### INPUT
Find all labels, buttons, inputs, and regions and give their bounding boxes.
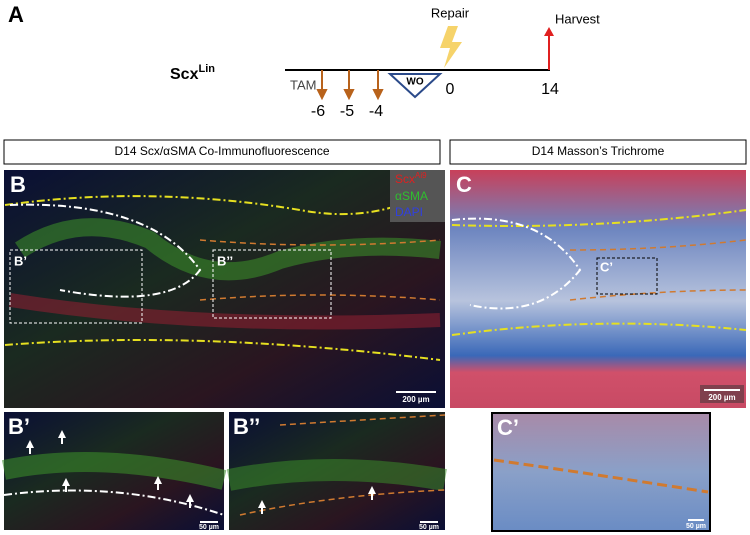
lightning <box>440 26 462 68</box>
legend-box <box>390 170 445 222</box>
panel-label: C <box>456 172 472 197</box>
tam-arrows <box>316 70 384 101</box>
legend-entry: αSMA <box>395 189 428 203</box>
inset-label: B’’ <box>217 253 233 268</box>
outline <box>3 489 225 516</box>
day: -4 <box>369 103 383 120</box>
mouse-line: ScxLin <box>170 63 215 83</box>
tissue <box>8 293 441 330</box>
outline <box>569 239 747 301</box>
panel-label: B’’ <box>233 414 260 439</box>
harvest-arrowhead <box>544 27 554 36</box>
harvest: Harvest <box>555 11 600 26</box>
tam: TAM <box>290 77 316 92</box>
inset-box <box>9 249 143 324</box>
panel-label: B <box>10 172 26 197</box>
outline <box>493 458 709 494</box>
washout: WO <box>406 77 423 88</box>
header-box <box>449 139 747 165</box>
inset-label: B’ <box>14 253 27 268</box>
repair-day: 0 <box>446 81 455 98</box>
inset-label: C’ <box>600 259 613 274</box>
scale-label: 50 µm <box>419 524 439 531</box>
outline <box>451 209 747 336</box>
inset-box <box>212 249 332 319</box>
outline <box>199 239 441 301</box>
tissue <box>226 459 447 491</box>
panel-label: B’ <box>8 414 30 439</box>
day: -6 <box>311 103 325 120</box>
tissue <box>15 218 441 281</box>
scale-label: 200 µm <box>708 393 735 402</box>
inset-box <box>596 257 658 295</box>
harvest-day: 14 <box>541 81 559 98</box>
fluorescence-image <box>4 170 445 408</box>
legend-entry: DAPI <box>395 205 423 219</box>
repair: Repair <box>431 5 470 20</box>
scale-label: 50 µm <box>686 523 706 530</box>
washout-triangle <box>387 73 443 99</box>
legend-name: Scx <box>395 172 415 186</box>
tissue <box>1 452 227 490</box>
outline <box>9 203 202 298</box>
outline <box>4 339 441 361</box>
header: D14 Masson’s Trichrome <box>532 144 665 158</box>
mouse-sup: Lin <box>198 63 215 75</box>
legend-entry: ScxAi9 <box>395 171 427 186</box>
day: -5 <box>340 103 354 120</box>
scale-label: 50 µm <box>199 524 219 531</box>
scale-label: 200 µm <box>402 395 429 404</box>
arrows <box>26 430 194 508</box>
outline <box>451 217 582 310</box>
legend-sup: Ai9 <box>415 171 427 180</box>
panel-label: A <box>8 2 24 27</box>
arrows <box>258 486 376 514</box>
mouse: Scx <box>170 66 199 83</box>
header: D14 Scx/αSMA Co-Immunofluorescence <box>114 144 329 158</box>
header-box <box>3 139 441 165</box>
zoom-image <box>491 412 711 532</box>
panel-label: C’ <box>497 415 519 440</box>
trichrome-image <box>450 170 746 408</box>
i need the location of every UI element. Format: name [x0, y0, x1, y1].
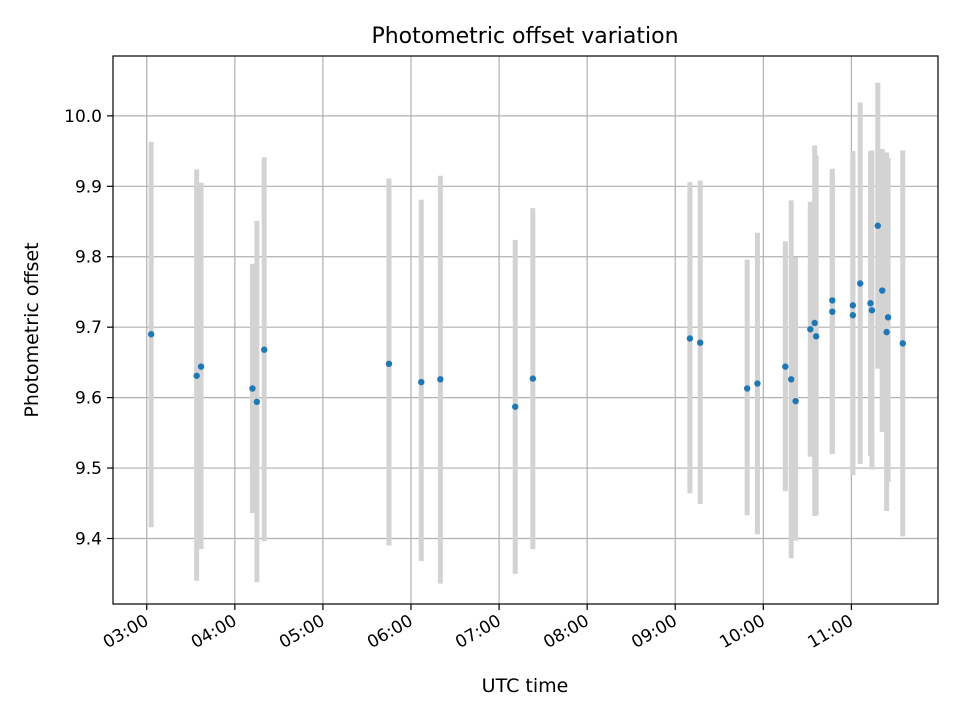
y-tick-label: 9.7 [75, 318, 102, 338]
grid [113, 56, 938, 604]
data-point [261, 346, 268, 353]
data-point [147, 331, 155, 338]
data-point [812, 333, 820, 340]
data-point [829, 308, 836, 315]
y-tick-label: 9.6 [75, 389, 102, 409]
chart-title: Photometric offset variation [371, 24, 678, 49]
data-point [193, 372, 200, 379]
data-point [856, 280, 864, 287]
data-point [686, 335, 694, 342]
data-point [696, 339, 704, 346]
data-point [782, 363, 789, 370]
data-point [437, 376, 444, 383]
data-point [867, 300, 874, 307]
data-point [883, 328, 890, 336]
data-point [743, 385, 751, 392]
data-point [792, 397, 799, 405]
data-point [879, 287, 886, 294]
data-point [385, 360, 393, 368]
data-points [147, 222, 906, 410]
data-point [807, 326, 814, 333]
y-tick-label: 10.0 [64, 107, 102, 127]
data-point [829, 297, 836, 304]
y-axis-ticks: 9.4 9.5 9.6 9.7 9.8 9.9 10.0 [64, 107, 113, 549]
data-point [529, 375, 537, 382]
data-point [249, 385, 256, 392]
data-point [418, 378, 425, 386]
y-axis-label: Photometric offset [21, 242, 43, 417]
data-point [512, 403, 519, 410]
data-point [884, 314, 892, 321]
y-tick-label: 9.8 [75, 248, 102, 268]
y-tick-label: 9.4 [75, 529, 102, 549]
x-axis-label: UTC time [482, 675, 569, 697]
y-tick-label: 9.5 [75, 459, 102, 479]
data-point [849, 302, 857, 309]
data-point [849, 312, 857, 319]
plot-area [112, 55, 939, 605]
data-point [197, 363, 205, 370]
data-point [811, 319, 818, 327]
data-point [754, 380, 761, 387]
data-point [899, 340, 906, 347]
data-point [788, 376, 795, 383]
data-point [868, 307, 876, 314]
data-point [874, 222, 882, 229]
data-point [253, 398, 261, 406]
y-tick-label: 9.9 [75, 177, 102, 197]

### WHAT THE EXERCISE ASKS
Print everything in the listing from the line containing "lightning <box>440 26 462 68</box>" down to the line containing "inset-label: B’ <box>14 253 27 268</box>", with both of those lines included.

### TASK OUTPUT
lightning <box>440 26 462 68</box>
legend-box <box>390 170 445 222</box>
panel-label: C <box>456 172 472 197</box>
tam-arrows <box>316 70 384 101</box>
legend-entry: αSMA <box>395 189 428 203</box>
inset-label: B’’ <box>217 253 233 268</box>
outline <box>3 489 225 516</box>
day: -4 <box>369 103 383 120</box>
mouse-line: ScxLin <box>170 63 215 83</box>
tissue <box>8 293 441 330</box>
outline <box>569 239 747 301</box>
panel-label: B’’ <box>233 414 260 439</box>
harvest-arrowhead <box>544 27 554 36</box>
harvest: Harvest <box>555 11 600 26</box>
tam: TAM <box>290 77 316 92</box>
inset-box <box>9 249 143 324</box>
panel-label: B <box>10 172 26 197</box>
outline <box>493 458 709 494</box>
washout: WO <box>406 77 423 88</box>
header-box <box>449 139 747 165</box>
inset-label: B’ <box>14 253 27 268</box>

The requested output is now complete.